[Task brief] Return the data exactly, with all pictures removed.

[Entries]
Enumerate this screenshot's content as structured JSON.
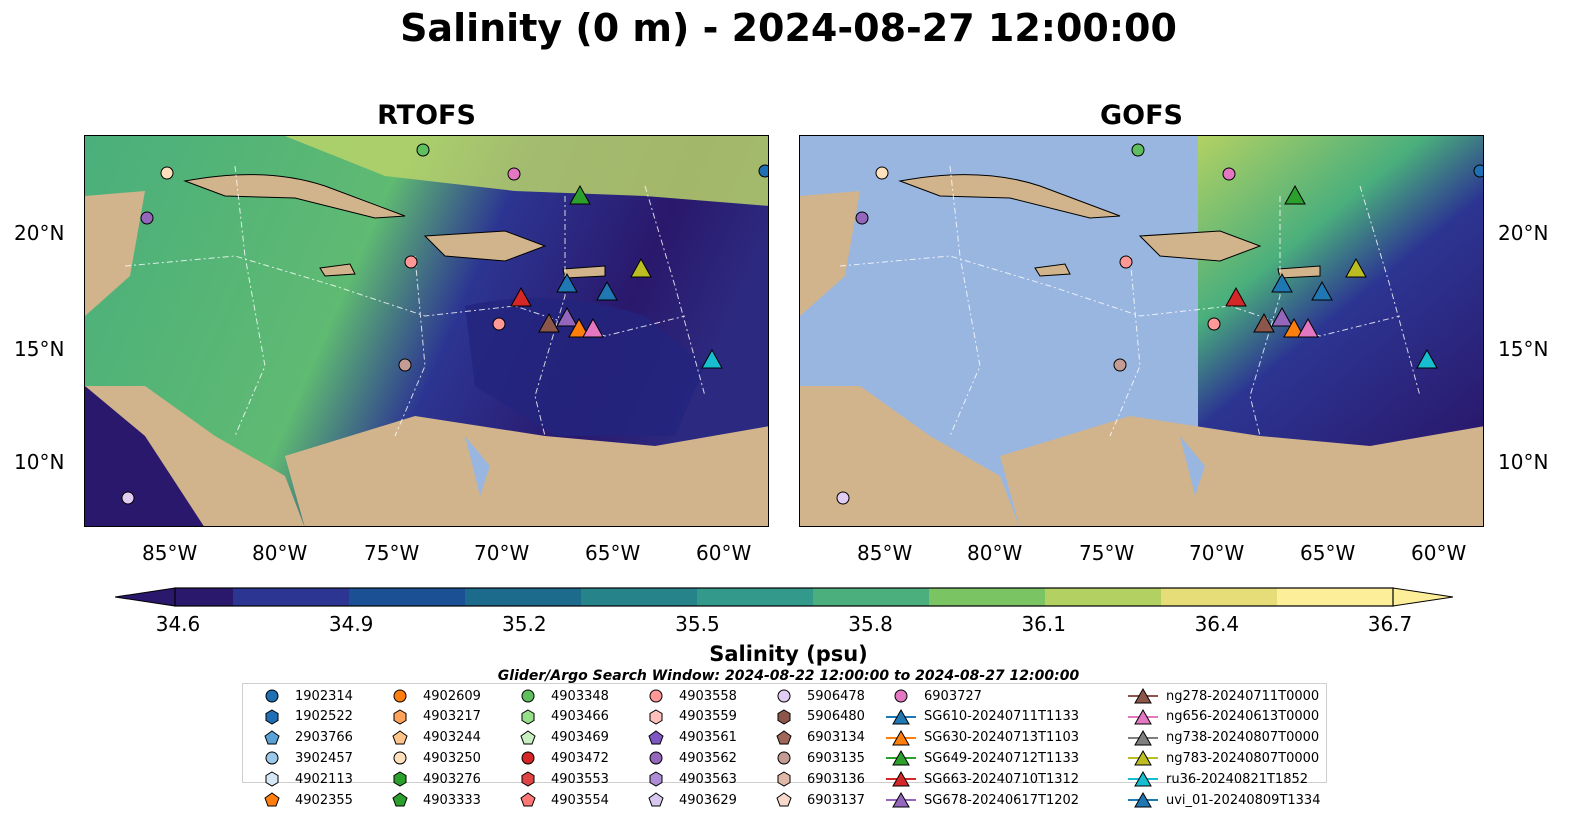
{
  "title": "Salinity (0 m) - 2024-08-27 12:00:00",
  "panels": [
    {
      "title": "RTOFS",
      "land_color": "#d2b48c",
      "nodata_color": "#98b6e0"
    },
    {
      "title": "GOFS",
      "land_color": "#d2b48c",
      "nodata_color": "#98b6e0"
    }
  ],
  "lat_labels": [
    "20°N",
    "15°N",
    "10°N"
  ],
  "lon_labels": [
    "85°W",
    "80°W",
    "75°W",
    "70°W",
    "65°W",
    "60°W"
  ],
  "colorbar": {
    "label": "Salinity (psu)",
    "ticks": [
      "34.6",
      "34.9",
      "35.2",
      "35.5",
      "35.8",
      "36.1",
      "36.4",
      "36.7"
    ],
    "colormap": "haline",
    "colors": [
      "#2a186c",
      "#2c3592",
      "#1b5194",
      "#1c6b8c",
      "#26838a",
      "#33998a",
      "#4aaf7c",
      "#7bc463",
      "#b3d163",
      "#e6dc78",
      "#fdee99"
    ]
  },
  "search_window": "Glider/Argo Search Window: 2024-08-22 12:00:00 to 2024-08-27 12:00:00",
  "legend": [
    {
      "label": "1902314",
      "marker": "circle",
      "color": "#1f6fb4"
    },
    {
      "label": "1902522",
      "marker": "hexagon",
      "color": "#1f6fb4"
    },
    {
      "label": "2903766",
      "marker": "pentagon",
      "color": "#5aa1d6"
    },
    {
      "label": "3902457",
      "marker": "circle",
      "color": "#9cc8ea"
    },
    {
      "label": "4902113",
      "marker": "hexagon",
      "color": "#d6e8f6"
    },
    {
      "label": "4902355",
      "marker": "pentagon",
      "color": "#ff7f0e"
    },
    {
      "label": "4902609",
      "marker": "circle",
      "color": "#ff7f0e"
    },
    {
      "label": "4903217",
      "marker": "hexagon",
      "color": "#ffa25a"
    },
    {
      "label": "4903244",
      "marker": "pentagon",
      "color": "#ffc48a"
    },
    {
      "label": "4903250",
      "marker": "circle",
      "color": "#ffe0bd"
    },
    {
      "label": "4903276",
      "marker": "hexagon",
      "color": "#2ca02c"
    },
    {
      "label": "4903333",
      "marker": "pentagon",
      "color": "#2ca02c"
    },
    {
      "label": "4903348",
      "marker": "circle",
      "color": "#5fbf5f"
    },
    {
      "label": "4903466",
      "marker": "hexagon",
      "color": "#98df8a"
    },
    {
      "label": "4903469",
      "marker": "pentagon",
      "color": "#c8efc0"
    },
    {
      "label": "4903472",
      "marker": "circle",
      "color": "#d62728"
    },
    {
      "label": "4903553",
      "marker": "hexagon",
      "color": "#e04545"
    },
    {
      "label": "4903554",
      "marker": "pentagon",
      "color": "#ff7878"
    },
    {
      "label": "4903558",
      "marker": "circle",
      "color": "#ff9896"
    },
    {
      "label": "4903559",
      "marker": "hexagon",
      "color": "#ffc0be"
    },
    {
      "label": "4903561",
      "marker": "pentagon",
      "color": "#7e57c2"
    },
    {
      "label": "4903562",
      "marker": "circle",
      "color": "#9467bd"
    },
    {
      "label": "4903563",
      "marker": "hexagon",
      "color": "#ae8dd6"
    },
    {
      "label": "4903629",
      "marker": "pentagon",
      "color": "#d8c8f0"
    },
    {
      "label": "5906478",
      "marker": "circle",
      "color": "#e2cdf2"
    },
    {
      "label": "5906480",
      "marker": "hexagon",
      "color": "#8c564b"
    },
    {
      "label": "6903134",
      "marker": "pentagon",
      "color": "#a0665a"
    },
    {
      "label": "6903135",
      "marker": "circle",
      "color": "#c49c94"
    },
    {
      "label": "6903136",
      "marker": "hexagon",
      "color": "#e0b8a8"
    },
    {
      "label": "6903137",
      "marker": "pentagon",
      "color": "#f7d9cc"
    },
    {
      "label": "6903727",
      "marker": "circle",
      "color": "#e377c2"
    },
    {
      "label": "SG610-20240711T1133",
      "marker": "triangle",
      "color": "#1f77b4",
      "line": true
    },
    {
      "label": "SG630-20240713T1103",
      "marker": "triangle",
      "color": "#ff7f0e",
      "line": true
    },
    {
      "label": "SG649-20240712T1133",
      "marker": "triangle",
      "color": "#2ca02c",
      "line": true
    },
    {
      "label": "SG663-20240710T1312",
      "marker": "triangle",
      "color": "#d62728",
      "line": true
    },
    {
      "label": "SG678-20240617T1202",
      "marker": "triangle",
      "color": "#9467bd",
      "line": true
    },
    {
      "label": "ng278-20240711T0000",
      "marker": "triangle",
      "color": "#8c564b",
      "line": true
    },
    {
      "label": "ng656-20240613T0000",
      "marker": "triangle",
      "color": "#e377c2",
      "line": true
    },
    {
      "label": "ng738-20240807T0000",
      "marker": "triangle",
      "color": "#7f7f7f",
      "line": true
    },
    {
      "label": "ng783-20240807T0000",
      "marker": "triangle",
      "color": "#bcbd22",
      "line": true
    },
    {
      "label": "ru36-20240821T1852",
      "marker": "triangle",
      "color": "#17becf",
      "line": true
    },
    {
      "label": "uvi_01-20240809T1334",
      "marker": "triangle",
      "color": "#1f77b4",
      "line": true
    }
  ]
}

[Written answer]
Enumerate this screenshot's content as structured JSON.
{
  "title": "Salinity (0 m) - 2024-08-27 12:00:00",
  "panels": [
    {
      "title": "RTOFS",
      "land_color": "#d2b48c",
      "nodata_color": "#98b6e0"
    },
    {
      "title": "GOFS",
      "land_color": "#d2b48c",
      "nodata_color": "#98b6e0"
    }
  ],
  "lat_labels": [
    "20°N",
    "15°N",
    "10°N"
  ],
  "lon_labels": [
    "85°W",
    "80°W",
    "75°W",
    "70°W",
    "65°W",
    "60°W"
  ],
  "colorbar": {
    "label": "Salinity (psu)",
    "ticks": [
      "34.6",
      "34.9",
      "35.2",
      "35.5",
      "35.8",
      "36.1",
      "36.4",
      "36.7"
    ],
    "colormap": "haline",
    "colors": [
      "#2a186c",
      "#2c3592",
      "#1b5194",
      "#1c6b8c",
      "#26838a",
      "#33998a",
      "#4aaf7c",
      "#7bc463",
      "#b3d163",
      "#e6dc78",
      "#fdee99"
    ]
  },
  "search_window": "Glider/Argo Search Window: 2024-08-22 12:00:00 to 2024-08-27 12:00:00",
  "legend": [
    {
      "label": "1902314",
      "marker": "circle",
      "color": "#1f6fb4"
    },
    {
      "label": "1902522",
      "marker": "hexagon",
      "color": "#1f6fb4"
    },
    {
      "label": "2903766",
      "marker": "pentagon",
      "color": "#5aa1d6"
    },
    {
      "label": "3902457",
      "marker": "circle",
      "color": "#9cc8ea"
    },
    {
      "label": "4902113",
      "marker": "hexagon",
      "color": "#d6e8f6"
    },
    {
      "label": "4902355",
      "marker": "pentagon",
      "color": "#ff7f0e"
    },
    {
      "label": "4902609",
      "marker": "circle",
      "color": "#ff7f0e"
    },
    {
      "label": "4903217",
      "marker": "hexagon",
      "color": "#ffa25a"
    },
    {
      "label": "4903244",
      "marker": "pentagon",
      "color": "#ffc48a"
    },
    {
      "label": "4903250",
      "marker": "circle",
      "color": "#ffe0bd"
    },
    {
      "label": "4903276",
      "marker": "hexagon",
      "color": "#2ca02c"
    },
    {
      "label": "4903333",
      "marker": "pentagon",
      "color": "#2ca02c"
    },
    {
      "label": "4903348",
      "marker": "circle",
      "color": "#5fbf5f"
    },
    {
      "label": "4903466",
      "marker": "hexagon",
      "color": "#98df8a"
    },
    {
      "label": "4903469",
      "marker": "pentagon",
      "color": "#c8efc0"
    },
    {
      "label": "4903472",
      "marker": "circle",
      "color": "#d62728"
    },
    {
      "label": "4903553",
      "marker": "hexagon",
      "color": "#e04545"
    },
    {
      "label": "4903554",
      "marker": "pentagon",
      "color": "#ff7878"
    },
    {
      "label": "4903558",
      "marker": "circle",
      "color": "#ff9896"
    },
    {
      "label": "4903559",
      "marker": "hexagon",
      "color": "#ffc0be"
    },
    {
      "label": "4903561",
      "marker": "pentagon",
      "color": "#7e57c2"
    },
    {
      "label": "4903562",
      "marker": "circle",
      "color": "#9467bd"
    },
    {
      "label": "4903563",
      "marker": "hexagon",
      "color": "#ae8dd6"
    },
    {
      "label": "4903629",
      "marker": "pentagon",
      "color": "#d8c8f0"
    },
    {
      "label": "5906478",
      "marker": "circle",
      "color": "#e2cdf2"
    },
    {
      "label": "5906480",
      "marker": "hexagon",
      "color": "#8c564b"
    },
    {
      "label": "6903134",
      "marker": "pentagon",
      "color": "#a0665a"
    },
    {
      "label": "6903135",
      "marker": "circle",
      "color": "#c49c94"
    },
    {
      "label": "6903136",
      "marker": "hexagon",
      "color": "#e0b8a8"
    },
    {
      "label": "6903137",
      "marker": "pentagon",
      "color": "#f7d9cc"
    },
    {
      "label": "6903727",
      "marker": "circle",
      "color": "#e377c2"
    },
    {
      "label": "SG610-20240711T1133",
      "marker": "triangle",
      "color": "#1f77b4",
      "line": true
    },
    {
      "label": "SG630-20240713T1103",
      "marker": "triangle",
      "color": "#ff7f0e",
      "line": true
    },
    {
      "label": "SG649-20240712T1133",
      "marker": "triangle",
      "color": "#2ca02c",
      "line": true
    },
    {
      "label": "SG663-20240710T1312",
      "marker": "triangle",
      "color": "#d62728",
      "line": true
    },
    {
      "label": "SG678-20240617T1202",
      "marker": "triangle",
      "color": "#9467bd",
      "line": true
    },
    {
      "label": "ng278-20240711T0000",
      "marker": "triangle",
      "color": "#8c564b",
      "line": true
    },
    {
      "label": "ng656-20240613T0000",
      "marker": "triangle",
      "color": "#e377c2",
      "line": true
    },
    {
      "label": "ng738-20240807T0000",
      "marker": "triangle",
      "color": "#7f7f7f",
      "line": true
    },
    {
      "label": "ng783-20240807T0000",
      "marker": "triangle",
      "color": "#bcbd22",
      "line": true
    },
    {
      "label": "ru36-20240821T1852",
      "marker": "triangle",
      "color": "#17becf",
      "line": true
    },
    {
      "label": "uvi_01-20240809T1334",
      "marker": "triangle",
      "color": "#1f77b4",
      "line": true
    }
  ]
}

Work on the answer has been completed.